● **PASSAGE SHOWN**:
_ _ _

She dreams of EU-style merger with Mexico, Canada
NEW YORK – While the Big Media are focused on a covert audio conversation by Donald Trump from a decade ago, Wikileaks emails, mostly pertaining to her campaign manager John Podesta, released late Friday provide insight into Hillary Clinton’s highly paid insider speeches to bankers.
The Clintons’ corruption is exposed in Jerome Corsi”s “Partners in Crime: The Clintons’ Scheme to Monetize the White House for Personal Profit,” available at the WND Superstore!
Among the revelations:
She told the National Multi-Housing Council April 24, 2013 that it’s necessary for politicians to hold public positions that are actually different from their private ones — those presumably held for actual governance: “But if everybody’s watching, you know, all of the back room discussions and the deals, you know, then people get a little nervous, to say the least. so, you need both a public and a private position. You just have to sort of figure out how to — getting back to that word, ‘balance’ — how to balance the public and the private efforts that are necessary to be successful, politically, and that’s not just a comment about today. That, I think, has probably been true for all of our history, and if you saw the Spielberg movie, Lincoln, and how he was maneuvering and working to get the 13th Amendment passed, and he called one of my favorite predecessors, Secretary Seward, who had been the governor and senator from New York, ran against Lincoln for president, and he told Seward, I need your help to get this done. And Seward called some of his lobbyist friends who knew how to make a deal, and they just kept going at it. I mean, politics is like sausage being made. It is unsavory, and it always has been that way, but we usually end up where we need to be. But if everybody’s watching, you know, all of the back room discussions and the deals, you know, then people get a little nervous, to say the least. So, you need both a public and a private position. And finally, I think — I believe in evidence-based decision making. I want to know what the facts are. I mean, it’s like when you guys go into some kind of a deal, you know, are you going to do that development or not, are you going to do that renovation or not, you know, you look at the numbers. You try to figure out what’s going to work and what’s not going to work.”

_ _ _

● **EXTRACTED MATERIAL**:

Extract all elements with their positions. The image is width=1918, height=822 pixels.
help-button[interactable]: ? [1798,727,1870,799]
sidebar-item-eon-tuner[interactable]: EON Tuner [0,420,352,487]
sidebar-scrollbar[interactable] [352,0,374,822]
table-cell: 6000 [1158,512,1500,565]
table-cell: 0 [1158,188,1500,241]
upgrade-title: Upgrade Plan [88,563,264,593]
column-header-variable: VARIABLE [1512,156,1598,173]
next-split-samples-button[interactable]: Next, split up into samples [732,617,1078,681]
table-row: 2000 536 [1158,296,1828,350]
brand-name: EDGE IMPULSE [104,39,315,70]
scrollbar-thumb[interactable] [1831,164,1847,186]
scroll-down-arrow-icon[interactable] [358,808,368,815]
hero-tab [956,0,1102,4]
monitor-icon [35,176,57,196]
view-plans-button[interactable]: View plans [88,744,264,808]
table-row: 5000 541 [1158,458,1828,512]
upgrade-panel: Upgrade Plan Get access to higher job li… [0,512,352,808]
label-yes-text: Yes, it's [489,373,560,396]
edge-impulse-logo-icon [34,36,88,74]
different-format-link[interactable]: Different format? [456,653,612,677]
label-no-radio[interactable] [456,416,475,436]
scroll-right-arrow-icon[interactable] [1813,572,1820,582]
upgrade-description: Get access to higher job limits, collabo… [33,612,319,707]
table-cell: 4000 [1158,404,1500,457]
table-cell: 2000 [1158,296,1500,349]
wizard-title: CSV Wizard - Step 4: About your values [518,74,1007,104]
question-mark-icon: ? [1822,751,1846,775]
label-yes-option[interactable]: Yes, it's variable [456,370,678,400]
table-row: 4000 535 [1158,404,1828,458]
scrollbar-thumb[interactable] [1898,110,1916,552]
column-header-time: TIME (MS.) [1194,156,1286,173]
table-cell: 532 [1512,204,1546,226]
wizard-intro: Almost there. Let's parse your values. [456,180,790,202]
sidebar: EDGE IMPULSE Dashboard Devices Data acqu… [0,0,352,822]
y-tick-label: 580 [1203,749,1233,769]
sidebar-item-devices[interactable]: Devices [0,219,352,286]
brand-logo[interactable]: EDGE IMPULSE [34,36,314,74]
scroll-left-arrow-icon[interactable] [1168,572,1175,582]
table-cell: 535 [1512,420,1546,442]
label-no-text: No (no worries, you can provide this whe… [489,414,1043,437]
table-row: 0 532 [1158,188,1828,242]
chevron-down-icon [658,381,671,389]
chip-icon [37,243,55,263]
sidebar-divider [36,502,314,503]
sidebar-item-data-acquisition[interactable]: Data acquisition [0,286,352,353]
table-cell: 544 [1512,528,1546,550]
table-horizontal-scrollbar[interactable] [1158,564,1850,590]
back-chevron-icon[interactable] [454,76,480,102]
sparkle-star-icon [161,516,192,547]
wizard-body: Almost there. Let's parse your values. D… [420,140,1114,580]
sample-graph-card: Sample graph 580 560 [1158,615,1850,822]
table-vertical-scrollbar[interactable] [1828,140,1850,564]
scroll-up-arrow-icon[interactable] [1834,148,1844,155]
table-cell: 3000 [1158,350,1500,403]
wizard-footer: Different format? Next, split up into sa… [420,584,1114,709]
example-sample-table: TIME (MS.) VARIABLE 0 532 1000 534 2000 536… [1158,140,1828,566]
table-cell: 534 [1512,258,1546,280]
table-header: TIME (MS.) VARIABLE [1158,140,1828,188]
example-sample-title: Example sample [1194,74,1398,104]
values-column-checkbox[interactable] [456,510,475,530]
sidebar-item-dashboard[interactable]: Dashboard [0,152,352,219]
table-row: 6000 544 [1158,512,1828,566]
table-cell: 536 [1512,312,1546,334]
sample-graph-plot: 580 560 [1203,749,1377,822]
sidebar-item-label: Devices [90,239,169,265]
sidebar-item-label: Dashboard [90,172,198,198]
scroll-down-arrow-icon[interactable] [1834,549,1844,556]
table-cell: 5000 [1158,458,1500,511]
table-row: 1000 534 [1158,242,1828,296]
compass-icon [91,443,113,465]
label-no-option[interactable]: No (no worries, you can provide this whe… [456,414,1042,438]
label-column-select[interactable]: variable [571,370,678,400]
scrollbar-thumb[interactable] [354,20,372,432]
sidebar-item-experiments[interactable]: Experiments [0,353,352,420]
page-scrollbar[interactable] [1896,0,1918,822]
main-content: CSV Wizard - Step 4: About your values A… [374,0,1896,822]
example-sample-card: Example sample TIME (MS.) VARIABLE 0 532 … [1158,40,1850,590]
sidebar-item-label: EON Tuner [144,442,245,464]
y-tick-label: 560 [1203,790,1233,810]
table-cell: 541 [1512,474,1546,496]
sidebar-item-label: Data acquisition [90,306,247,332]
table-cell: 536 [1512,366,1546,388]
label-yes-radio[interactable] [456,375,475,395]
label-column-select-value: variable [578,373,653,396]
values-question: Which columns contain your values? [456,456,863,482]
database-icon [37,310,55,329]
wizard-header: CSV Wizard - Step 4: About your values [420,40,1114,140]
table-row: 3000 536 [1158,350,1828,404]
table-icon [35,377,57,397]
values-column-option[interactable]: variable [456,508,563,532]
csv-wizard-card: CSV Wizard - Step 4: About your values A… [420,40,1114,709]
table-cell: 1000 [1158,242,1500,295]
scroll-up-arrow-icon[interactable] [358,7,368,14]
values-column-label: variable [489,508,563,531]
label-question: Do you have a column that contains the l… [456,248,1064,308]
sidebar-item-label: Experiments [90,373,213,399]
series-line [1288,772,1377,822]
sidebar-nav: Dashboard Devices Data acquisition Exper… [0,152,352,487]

_ _ _

In the article above on the leaked emails about Hillary Clinton's paid speeches, copy the stretch from "She dreams of" through "speeches to bankers." word for word.

She dreams of EU-style merger with Mexico, Canada
NEW YORK – While the Big Media are focused on a covert audio conversation by Donald Trump from a decade ago, Wikileaks emails, mostly pertaining to her campaign manager John Podesta, released late Friday provide insight into Hillary Clinton’s highly paid insider speeches to bankers.